» **INSTRUCTIONS FOR THE TASK**
Give back all the data exactly, line by line.

------------

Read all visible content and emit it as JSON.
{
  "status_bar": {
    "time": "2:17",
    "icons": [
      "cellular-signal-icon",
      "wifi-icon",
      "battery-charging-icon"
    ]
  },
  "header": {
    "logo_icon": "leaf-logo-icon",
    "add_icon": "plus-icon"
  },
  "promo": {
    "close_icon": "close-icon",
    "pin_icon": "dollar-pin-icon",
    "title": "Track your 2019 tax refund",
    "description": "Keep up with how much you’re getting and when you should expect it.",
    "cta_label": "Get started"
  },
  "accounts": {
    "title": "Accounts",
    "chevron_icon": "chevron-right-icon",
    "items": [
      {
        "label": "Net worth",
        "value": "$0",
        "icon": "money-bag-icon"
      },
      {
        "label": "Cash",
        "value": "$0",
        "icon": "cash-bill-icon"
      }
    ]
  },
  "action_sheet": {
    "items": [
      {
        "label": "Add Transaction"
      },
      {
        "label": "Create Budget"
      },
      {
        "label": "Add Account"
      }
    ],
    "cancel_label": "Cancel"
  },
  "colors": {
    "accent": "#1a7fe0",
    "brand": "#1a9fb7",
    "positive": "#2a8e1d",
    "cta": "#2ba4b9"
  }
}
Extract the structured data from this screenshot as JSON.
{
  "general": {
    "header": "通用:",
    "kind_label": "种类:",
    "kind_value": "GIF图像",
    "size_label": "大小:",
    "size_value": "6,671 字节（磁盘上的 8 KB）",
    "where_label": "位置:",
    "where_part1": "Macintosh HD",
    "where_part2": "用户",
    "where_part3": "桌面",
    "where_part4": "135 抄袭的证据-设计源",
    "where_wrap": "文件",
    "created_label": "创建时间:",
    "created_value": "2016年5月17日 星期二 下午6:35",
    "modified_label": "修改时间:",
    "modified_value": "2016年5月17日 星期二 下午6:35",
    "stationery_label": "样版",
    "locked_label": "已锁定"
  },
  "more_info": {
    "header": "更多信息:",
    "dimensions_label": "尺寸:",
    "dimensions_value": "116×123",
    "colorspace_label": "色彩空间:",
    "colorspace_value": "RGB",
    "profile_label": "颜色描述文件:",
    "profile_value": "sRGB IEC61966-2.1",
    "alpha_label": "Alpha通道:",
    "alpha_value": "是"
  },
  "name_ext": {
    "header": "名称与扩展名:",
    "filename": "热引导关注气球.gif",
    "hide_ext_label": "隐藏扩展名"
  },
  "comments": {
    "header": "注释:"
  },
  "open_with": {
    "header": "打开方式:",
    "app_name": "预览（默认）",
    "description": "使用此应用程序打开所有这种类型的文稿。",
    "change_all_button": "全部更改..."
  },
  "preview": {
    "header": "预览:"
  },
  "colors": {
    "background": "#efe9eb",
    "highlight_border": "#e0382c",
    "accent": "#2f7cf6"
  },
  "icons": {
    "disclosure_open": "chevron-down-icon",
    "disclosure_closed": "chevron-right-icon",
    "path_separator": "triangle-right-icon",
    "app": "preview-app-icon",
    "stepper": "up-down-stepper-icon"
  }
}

------------

» **TASK ANSWER**
Read all visible content and emit it as JSON.
{
  "status_bar": {
    "time": "2:17",
    "icons": [
      "cellular-signal-icon",
      "wifi-icon",
      "battery-charging-icon"
    ]
  },
  "header": {
    "logo_icon": "leaf-logo-icon",
    "add_icon": "plus-icon"
  },
  "promo": {
    "close_icon": "close-icon",
    "pin_icon": "dollar-pin-icon",
    "title": "Track your 2019 tax refund",
    "description": "Keep up with how much you’re getting and when you should expect it.",
    "cta_label": "Get started"
  },
  "accounts": {
    "title": "Accounts",
    "chevron_icon": "chevron-right-icon",
    "items": [
      {
        "label": "Net worth",
        "value": "$0",
        "icon": "money-bag-icon"
      },
      {
        "label": "Cash",
        "value": "$0",
        "icon": "cash-bill-icon"
      }
    ]
  },
  "action_sheet": {
    "items": [
      {
        "label": "Add Transaction"
      },
      {
        "label": "Create Budget"
      },
      {
        "label": "Add Account"
      }
    ],
    "cancel_label": "Cancel"
  },
  "colors": {
    "accent": "#1a7fe0",
    "brand": "#1a9fb7",
    "positive": "#2a8e1d",
    "cta": "#2ba4b9"
  }
}
Extract the structured data from this screenshot as JSON.
{
  "general": {
    "header": "通用:",
    "kind_label": "种类:",
    "kind_value": "GIF图像",
    "size_label": "大小:",
    "size_value": "6,671 字节（磁盘上的 8 KB）",
    "where_label": "位置:",
    "where_part1": "Macintosh HD",
    "where_part2": "用户",
    "where_part3": "桌面",
    "where_part4": "135 抄袭的证据-设计源",
    "where_wrap": "文件",
    "created_label": "创建时间:",
    "created_value": "2016年5月17日 星期二 下午6:35",
    "modified_label": "修改时间:",
    "modified_value": "2016年5月17日 星期二 下午6:35",
    "stationery_label": "样版",
    "locked_label": "已锁定"
  },
  "more_info": {
    "header": "更多信息:",
    "dimensions_label": "尺寸:",
    "dimensions_value": "116×123",
    "colorspace_label": "色彩空间:",
    "colorspace_value": "RGB",
    "profile_label": "颜色描述文件:",
    "profile_value": "sRGB IEC61966-2.1",
    "alpha_label": "Alpha通道:",
    "alpha_value": "是"
  },
  "name_ext": {
    "header": "名称与扩展名:",
    "filename": "热引导关注气球.gif",
    "hide_ext_label": "隐藏扩展名"
  },
  "comments": {
    "header": "注释:"
  },
  "open_with": {
    "header": "打开方式:",
    "app_name": "预览（默认）",
    "description": "使用此应用程序打开所有这种类型的文稿。",
    "change_all_button": "全部更改..."
  },
  "preview": {
    "header": "预览:"
  },
  "colors": {
    "background": "#efe9eb",
    "highlight_border": "#e0382c",
    "accent": "#2f7cf6"
  },
  "icons": {
    "disclosure_open": "chevron-down-icon",
    "disclosure_closed": "chevron-right-icon",
    "path_separator": "triangle-right-icon",
    "app": "preview-app-icon",
    "stepper": "up-down-stepper-icon"
  }
}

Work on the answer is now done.